> **YOUR TASK**
A complete, exact copy of the records is needed here.
========================================
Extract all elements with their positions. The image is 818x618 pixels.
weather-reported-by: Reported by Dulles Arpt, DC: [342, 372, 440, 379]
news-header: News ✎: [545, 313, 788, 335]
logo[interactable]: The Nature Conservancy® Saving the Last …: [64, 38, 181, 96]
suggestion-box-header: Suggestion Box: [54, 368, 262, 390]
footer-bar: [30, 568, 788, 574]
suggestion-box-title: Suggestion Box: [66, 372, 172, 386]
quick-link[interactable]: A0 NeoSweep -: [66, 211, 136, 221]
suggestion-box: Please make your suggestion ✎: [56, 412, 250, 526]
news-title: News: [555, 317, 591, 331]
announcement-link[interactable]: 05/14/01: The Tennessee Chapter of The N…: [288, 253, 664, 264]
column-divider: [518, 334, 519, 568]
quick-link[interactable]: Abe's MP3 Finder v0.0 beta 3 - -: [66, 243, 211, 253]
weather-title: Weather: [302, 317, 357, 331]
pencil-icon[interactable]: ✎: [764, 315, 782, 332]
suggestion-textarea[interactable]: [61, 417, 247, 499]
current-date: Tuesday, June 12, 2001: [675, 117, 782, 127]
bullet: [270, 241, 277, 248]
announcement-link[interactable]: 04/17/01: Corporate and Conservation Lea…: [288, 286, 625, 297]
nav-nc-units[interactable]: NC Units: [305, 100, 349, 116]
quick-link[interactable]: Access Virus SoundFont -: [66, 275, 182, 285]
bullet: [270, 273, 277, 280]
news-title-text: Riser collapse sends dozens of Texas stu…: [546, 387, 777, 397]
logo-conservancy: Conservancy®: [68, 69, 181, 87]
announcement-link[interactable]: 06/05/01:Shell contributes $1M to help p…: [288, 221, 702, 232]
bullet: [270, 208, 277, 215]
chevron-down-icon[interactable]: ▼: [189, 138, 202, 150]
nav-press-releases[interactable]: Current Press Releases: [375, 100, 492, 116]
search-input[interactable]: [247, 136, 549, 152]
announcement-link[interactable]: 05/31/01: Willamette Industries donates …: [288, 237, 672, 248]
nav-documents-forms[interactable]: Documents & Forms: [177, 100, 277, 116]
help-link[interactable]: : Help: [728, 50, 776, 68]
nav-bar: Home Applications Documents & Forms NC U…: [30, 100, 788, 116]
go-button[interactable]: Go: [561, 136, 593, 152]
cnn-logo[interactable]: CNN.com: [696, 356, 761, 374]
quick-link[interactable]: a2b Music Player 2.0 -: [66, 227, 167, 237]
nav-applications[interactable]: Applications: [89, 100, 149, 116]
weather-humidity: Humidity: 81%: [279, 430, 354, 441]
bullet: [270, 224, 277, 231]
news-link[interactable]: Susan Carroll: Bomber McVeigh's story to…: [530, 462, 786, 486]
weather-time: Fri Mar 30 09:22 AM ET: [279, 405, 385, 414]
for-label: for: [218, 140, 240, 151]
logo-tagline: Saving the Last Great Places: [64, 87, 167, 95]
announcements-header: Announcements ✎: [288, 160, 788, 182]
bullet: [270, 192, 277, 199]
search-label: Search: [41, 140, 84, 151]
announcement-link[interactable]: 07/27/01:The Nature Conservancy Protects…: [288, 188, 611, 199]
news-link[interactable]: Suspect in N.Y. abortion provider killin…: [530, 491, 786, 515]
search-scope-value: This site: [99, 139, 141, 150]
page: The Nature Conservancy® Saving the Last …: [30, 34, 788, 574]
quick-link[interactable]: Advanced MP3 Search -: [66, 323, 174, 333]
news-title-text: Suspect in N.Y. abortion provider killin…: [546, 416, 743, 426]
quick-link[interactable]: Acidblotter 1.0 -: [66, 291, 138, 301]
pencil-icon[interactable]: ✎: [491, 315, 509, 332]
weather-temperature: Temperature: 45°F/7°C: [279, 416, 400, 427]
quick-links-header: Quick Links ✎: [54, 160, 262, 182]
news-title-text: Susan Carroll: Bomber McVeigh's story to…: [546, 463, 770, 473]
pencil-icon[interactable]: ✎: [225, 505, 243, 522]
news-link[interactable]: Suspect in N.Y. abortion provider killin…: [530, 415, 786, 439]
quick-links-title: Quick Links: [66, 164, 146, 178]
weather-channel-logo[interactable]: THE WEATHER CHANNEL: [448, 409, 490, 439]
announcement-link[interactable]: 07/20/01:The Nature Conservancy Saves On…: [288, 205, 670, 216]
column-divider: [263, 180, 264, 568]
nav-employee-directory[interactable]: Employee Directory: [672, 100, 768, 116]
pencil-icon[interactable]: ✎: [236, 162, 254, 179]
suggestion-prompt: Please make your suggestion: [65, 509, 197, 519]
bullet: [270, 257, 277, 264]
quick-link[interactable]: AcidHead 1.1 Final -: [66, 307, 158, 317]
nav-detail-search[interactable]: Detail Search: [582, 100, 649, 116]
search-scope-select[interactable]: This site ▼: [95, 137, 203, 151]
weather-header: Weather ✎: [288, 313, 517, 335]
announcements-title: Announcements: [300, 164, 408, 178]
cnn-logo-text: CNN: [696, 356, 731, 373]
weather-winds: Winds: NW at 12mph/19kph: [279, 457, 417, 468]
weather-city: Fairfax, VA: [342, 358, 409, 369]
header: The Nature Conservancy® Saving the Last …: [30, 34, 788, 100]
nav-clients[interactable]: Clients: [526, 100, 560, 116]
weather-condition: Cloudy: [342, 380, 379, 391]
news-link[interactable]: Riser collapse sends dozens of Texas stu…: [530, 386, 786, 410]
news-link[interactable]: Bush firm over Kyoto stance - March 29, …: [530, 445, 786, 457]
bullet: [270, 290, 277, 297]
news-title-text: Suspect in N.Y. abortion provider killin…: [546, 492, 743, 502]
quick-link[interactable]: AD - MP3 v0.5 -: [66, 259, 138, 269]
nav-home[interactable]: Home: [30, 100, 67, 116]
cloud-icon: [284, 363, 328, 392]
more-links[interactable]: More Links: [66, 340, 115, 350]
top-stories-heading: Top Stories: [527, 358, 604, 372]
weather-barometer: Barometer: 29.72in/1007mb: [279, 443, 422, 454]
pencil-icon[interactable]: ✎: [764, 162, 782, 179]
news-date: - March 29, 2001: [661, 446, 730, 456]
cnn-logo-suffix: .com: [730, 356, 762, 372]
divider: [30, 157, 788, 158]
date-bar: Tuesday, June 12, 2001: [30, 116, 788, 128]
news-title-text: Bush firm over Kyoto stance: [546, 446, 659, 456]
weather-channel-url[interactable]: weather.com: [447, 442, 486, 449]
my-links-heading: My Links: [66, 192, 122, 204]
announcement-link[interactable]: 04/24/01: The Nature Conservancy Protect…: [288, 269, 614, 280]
========================================
> **OUTPUT FOR THIS TASK**
Extract all elements with their positions. The image is 818x618 pixels.
weather-reported-by: Reported by Dulles Arpt, DC: [342, 372, 440, 379]
news-header: News ✎: [545, 313, 788, 335]
logo[interactable]: The Nature Conservancy® Saving the Last …: [64, 38, 181, 96]
suggestion-box-header: Suggestion Box: [54, 368, 262, 390]
footer-bar: [30, 568, 788, 574]
suggestion-box-title: Suggestion Box: [66, 372, 172, 386]
quick-link[interactable]: A0 NeoSweep -: [66, 211, 136, 221]
suggestion-box: Please make your suggestion ✎: [56, 412, 250, 526]
news-title: News: [555, 317, 591, 331]
announcement-link[interactable]: 05/14/01: The Tennessee Chapter of The N…: [288, 253, 664, 264]
column-divider: [518, 334, 519, 568]
quick-link[interactable]: Abe's MP3 Finder v0.0 beta 3 - -: [66, 243, 211, 253]
weather-title: Weather: [302, 317, 357, 331]
pencil-icon[interactable]: ✎: [764, 315, 782, 332]
suggestion-textarea[interactable]: [61, 417, 247, 499]
current-date: Tuesday, June 12, 2001: [675, 117, 782, 127]
bullet: [270, 241, 277, 248]
announcement-link[interactable]: 04/17/01: Corporate and Conservation Lea…: [288, 286, 625, 297]
nav-nc-units[interactable]: NC Units: [305, 100, 349, 116]
quick-link[interactable]: Access Virus SoundFont -: [66, 275, 182, 285]
bullet: [270, 273, 277, 280]
news-title-text: Riser collapse sends dozens of Texas stu…: [546, 387, 777, 397]
logo-conservancy: Conservancy®: [68, 69, 181, 87]
announcement-link[interactable]: 06/05/01:Shell contributes $1M to help p…: [288, 221, 702, 232]
bullet: [270, 208, 277, 215]
chevron-down-icon[interactable]: ▼: [189, 138, 202, 150]
nav-press-releases[interactable]: Current Press Releases: [375, 100, 492, 116]
search-input[interactable]: [247, 136, 549, 152]
announcement-link[interactable]: 05/31/01: Willamette Industries donates …: [288, 237, 672, 248]
nav-documents-forms[interactable]: Documents & Forms: [177, 100, 277, 116]
help-link[interactable]: : Help: [728, 50, 776, 68]
nav-bar: Home Applications Documents & Forms NC U…: [30, 100, 788, 116]
go-button[interactable]: Go: [561, 136, 593, 152]
cnn-logo[interactable]: CNN.com: [696, 356, 761, 374]
quick-link[interactable]: a2b Music Player 2.0 -: [66, 227, 167, 237]
nav-applications[interactable]: Applications: [89, 100, 149, 116]
weather-humidity: Humidity: 81%: [279, 430, 354, 441]
bullet: [270, 224, 277, 231]
news-link[interactable]: Susan Carroll: Bomber McVeigh's story to…: [530, 462, 786, 486]
weather-time: Fri Mar 30 09:22 AM ET: [279, 405, 385, 414]
for-label: for: [218, 140, 240, 151]
logo-tagline: Saving the Last Great Places: [64, 87, 167, 95]
announcements-header: Announcements ✎: [288, 160, 788, 182]
bullet: [270, 192, 277, 199]
search-label: Search: [41, 140, 84, 151]
announcement-link[interactable]: 07/27/01:The Nature Conservancy Protects…: [288, 188, 611, 199]
news-link[interactable]: Suspect in N.Y. abortion provider killin…: [530, 491, 786, 515]
search-scope-value: This site: [99, 139, 141, 150]
page: The Nature Conservancy® Saving the Last …: [30, 34, 788, 574]
quick-link[interactable]: Advanced MP3 Search -: [66, 323, 174, 333]
news-title-text: Suspect in N.Y. abortion provider killin…: [546, 416, 743, 426]
quick-link[interactable]: Acidblotter 1.0 -: [66, 291, 138, 301]
pencil-icon[interactable]: ✎: [491, 315, 509, 332]
weather-temperature: Temperature: 45°F/7°C: [279, 416, 400, 427]
quick-links-header: Quick Links ✎: [54, 160, 262, 182]
news-title-text: Susan Carroll: Bomber McVeigh's story to…: [546, 463, 770, 473]
pencil-icon[interactable]: ✎: [225, 505, 243, 522]
news-link[interactable]: Suspect in N.Y. abortion provider killin…: [530, 415, 786, 439]
quick-links-title: Quick Links: [66, 164, 146, 178]
weather-channel-logo[interactable]: THE WEATHER CHANNEL: [448, 409, 490, 439]
announcement-link[interactable]: 07/20/01:The Nature Conservancy Saves On…: [288, 205, 670, 216]
column-divider: [263, 180, 264, 568]
nav-employee-directory[interactable]: Employee Directory: [672, 100, 768, 116]
pencil-icon[interactable]: ✎: [236, 162, 254, 179]
suggestion-prompt: Please make your suggestion: [65, 509, 197, 519]
bullet: [270, 257, 277, 264]
quick-link[interactable]: AcidHead 1.1 Final -: [66, 307, 158, 317]
nav-detail-search[interactable]: Detail Search: [582, 100, 649, 116]
search-scope-select[interactable]: This site ▼: [95, 137, 203, 151]
weather-header: Weather ✎: [288, 313, 517, 335]
announcements-title: Announcements: [300, 164, 408, 178]
cnn-logo-text: CNN: [696, 356, 731, 373]
weather-winds: Winds: NW at 12mph/19kph: [279, 457, 417, 468]
weather-city: Fairfax, VA: [342, 358, 409, 369]
header: The Nature Conservancy® Saving the Last …: [30, 34, 788, 100]
nav-clients[interactable]: Clients: [526, 100, 560, 116]
weather-condition: Cloudy: [342, 380, 379, 391]
news-link[interactable]: Riser collapse sends dozens of Texas stu…: [530, 386, 786, 410]
news-link[interactable]: Bush firm over Kyoto stance - March 29, …: [530, 445, 786, 457]
bullet: [270, 290, 277, 297]
news-title-text: Suspect in N.Y. abortion provider killin…: [546, 492, 743, 502]
quick-link[interactable]: AD - MP3 v0.5 -: [66, 259, 138, 269]
nav-home[interactable]: Home: [30, 100, 67, 116]
cloud-icon: [284, 363, 328, 392]
more-links[interactable]: More Links: [66, 340, 115, 350]
top-stories-heading: Top Stories: [527, 358, 604, 372]
weather-barometer: Barometer: 29.72in/1007mb: [279, 443, 422, 454]
pencil-icon[interactable]: ✎: [764, 162, 782, 179]
news-date: - March 29, 2001: [661, 446, 730, 456]
cnn-logo-suffix: .com: [730, 356, 762, 372]
divider: [30, 157, 788, 158]
date-bar: Tuesday, June 12, 2001: [30, 116, 788, 128]
news-title-text: Bush firm over Kyoto stance: [546, 446, 659, 456]
weather-channel-url[interactable]: weather.com: [447, 442, 486, 449]
my-links-heading: My Links: [66, 192, 122, 204]
announcement-link[interactable]: 04/24/01: The Nature Conservancy Protect…: [288, 269, 614, 280]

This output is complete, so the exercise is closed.